-------- Raw data --------
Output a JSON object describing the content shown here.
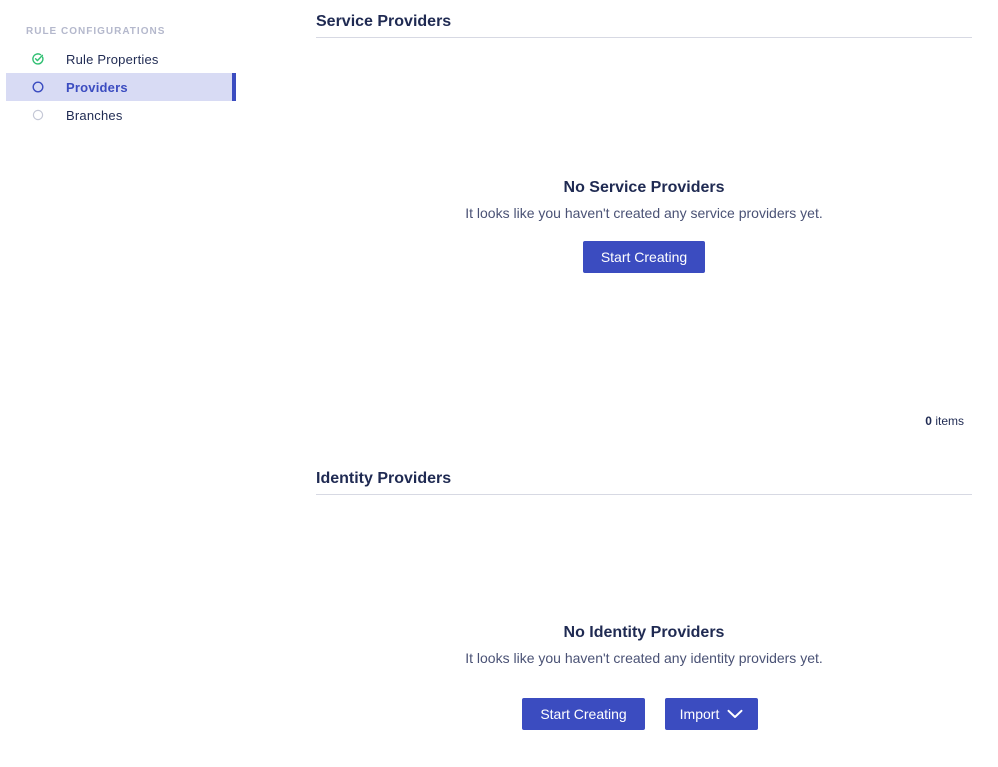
{
  "sidebar": {
    "heading": "RULE CONFIGURATIONS",
    "items": [
      {
        "label": "Rule Properties",
        "icon": "check-circle-icon",
        "state": "complete"
      },
      {
        "label": "Providers",
        "icon": "circle-icon",
        "state": "active"
      },
      {
        "label": "Branches",
        "icon": "circle-icon",
        "state": "pending"
      }
    ]
  },
  "service_providers": {
    "title": "Service Providers",
    "empty_title": "No Service Providers",
    "empty_desc": "It looks like you haven't created any service providers yet.",
    "create_label": "Start Creating",
    "count": "0",
    "count_suffix": " items"
  },
  "identity_providers": {
    "title": "Identity Providers",
    "empty_title": "No Identity Providers",
    "empty_desc": "It looks like you haven't created any identity providers yet.",
    "create_label": "Start Creating",
    "import_label": "Import"
  },
  "colors": {
    "accent": "#3b4cc0",
    "active_bg": "#d8dbf4",
    "success": "#2fbf71",
    "text": "#1f2a52"
  }
}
--------
**Your objective:**
Copy every record character for character. Skip the pictures.

**Task response:**
Output a JSON object describing the content shown here.
{
  "sidebar": {
    "heading": "RULE CONFIGURATIONS",
    "items": [
      {
        "label": "Rule Properties",
        "icon": "check-circle-icon",
        "state": "complete"
      },
      {
        "label": "Providers",
        "icon": "circle-icon",
        "state": "active"
      },
      {
        "label": "Branches",
        "icon": "circle-icon",
        "state": "pending"
      }
    ]
  },
  "service_providers": {
    "title": "Service Providers",
    "empty_title": "No Service Providers",
    "empty_desc": "It looks like you haven't created any service providers yet.",
    "create_label": "Start Creating",
    "count": "0",
    "count_suffix": " items"
  },
  "identity_providers": {
    "title": "Identity Providers",
    "empty_title": "No Identity Providers",
    "empty_desc": "It looks like you haven't created any identity providers yet.",
    "create_label": "Start Creating",
    "import_label": "Import"
  },
  "colors": {
    "accent": "#3b4cc0",
    "active_bg": "#d8dbf4",
    "success": "#2fbf71",
    "text": "#1f2a52"
  }
}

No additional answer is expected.